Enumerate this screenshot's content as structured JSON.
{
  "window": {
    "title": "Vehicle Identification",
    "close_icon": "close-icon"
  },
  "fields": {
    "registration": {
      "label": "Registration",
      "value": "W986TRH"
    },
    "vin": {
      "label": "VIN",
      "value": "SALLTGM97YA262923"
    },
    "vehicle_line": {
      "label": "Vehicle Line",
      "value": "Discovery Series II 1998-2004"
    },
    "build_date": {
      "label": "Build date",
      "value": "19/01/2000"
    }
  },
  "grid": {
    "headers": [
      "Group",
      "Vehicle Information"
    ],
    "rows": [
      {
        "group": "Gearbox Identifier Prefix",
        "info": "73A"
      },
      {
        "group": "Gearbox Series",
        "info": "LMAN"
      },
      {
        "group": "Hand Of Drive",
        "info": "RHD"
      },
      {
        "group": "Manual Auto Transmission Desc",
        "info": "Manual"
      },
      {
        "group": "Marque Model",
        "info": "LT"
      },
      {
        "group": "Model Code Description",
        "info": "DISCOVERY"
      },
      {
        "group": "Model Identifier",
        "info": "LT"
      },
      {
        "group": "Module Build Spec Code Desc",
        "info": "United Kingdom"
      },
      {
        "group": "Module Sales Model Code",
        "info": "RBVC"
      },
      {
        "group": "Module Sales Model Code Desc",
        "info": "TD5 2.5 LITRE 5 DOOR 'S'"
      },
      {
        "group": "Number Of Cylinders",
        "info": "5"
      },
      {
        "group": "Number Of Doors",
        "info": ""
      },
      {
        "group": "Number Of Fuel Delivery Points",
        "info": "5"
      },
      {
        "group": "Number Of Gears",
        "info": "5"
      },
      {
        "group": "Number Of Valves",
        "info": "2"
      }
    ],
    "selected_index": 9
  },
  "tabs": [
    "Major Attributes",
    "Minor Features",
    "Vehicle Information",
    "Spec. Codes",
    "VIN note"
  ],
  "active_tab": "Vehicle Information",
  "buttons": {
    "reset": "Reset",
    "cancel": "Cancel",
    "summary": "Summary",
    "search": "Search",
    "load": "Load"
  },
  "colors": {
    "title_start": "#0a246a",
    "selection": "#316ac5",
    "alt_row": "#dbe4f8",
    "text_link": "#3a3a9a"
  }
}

Directions for this task:
From the first line to the last, please quote the material above exactly.

Exercise response:
Enumerate this screenshot's content as structured JSON.
{
  "window": {
    "title": "Vehicle Identification",
    "close_icon": "close-icon"
  },
  "fields": {
    "registration": {
      "label": "Registration",
      "value": "W986TRH"
    },
    "vin": {
      "label": "VIN",
      "value": "SALLTGM97YA262923"
    },
    "vehicle_line": {
      "label": "Vehicle Line",
      "value": "Discovery Series II 1998-2004"
    },
    "build_date": {
      "label": "Build date",
      "value": "19/01/2000"
    }
  },
  "grid": {
    "headers": [
      "Group",
      "Vehicle Information"
    ],
    "rows": [
      {
        "group": "Gearbox Identifier Prefix",
        "info": "73A"
      },
      {
        "group": "Gearbox Series",
        "info": "LMAN"
      },
      {
        "group": "Hand Of Drive",
        "info": "RHD"
      },
      {
        "group": "Manual Auto Transmission Desc",
        "info": "Manual"
      },
      {
        "group": "Marque Model",
        "info": "LT"
      },
      {
        "group": "Model Code Description",
        "info": "DISCOVERY"
      },
      {
        "group": "Model Identifier",
        "info": "LT"
      },
      {
        "group": "Module Build Spec Code Desc",
        "info": "United Kingdom"
      },
      {
        "group": "Module Sales Model Code",
        "info": "RBVC"
      },
      {
        "group": "Module Sales Model Code Desc",
        "info": "TD5 2.5 LITRE 5 DOOR 'S'"
      },
      {
        "group": "Number Of Cylinders",
        "info": "5"
      },
      {
        "group": "Number Of Doors",
        "info": ""
      },
      {
        "group": "Number Of Fuel Delivery Points",
        "info": "5"
      },
      {
        "group": "Number Of Gears",
        "info": "5"
      },
      {
        "group": "Number Of Valves",
        "info": "2"
      }
    ],
    "selected_index": 9
  },
  "tabs": [
    "Major Attributes",
    "Minor Features",
    "Vehicle Information",
    "Spec. Codes",
    "VIN note"
  ],
  "active_tab": "Vehicle Information",
  "buttons": {
    "reset": "Reset",
    "cancel": "Cancel",
    "summary": "Summary",
    "search": "Search",
    "load": "Load"
  },
  "colors": {
    "title_start": "#0a246a",
    "selection": "#316ac5",
    "alt_row": "#dbe4f8",
    "text_link": "#3a3a9a"
  }
}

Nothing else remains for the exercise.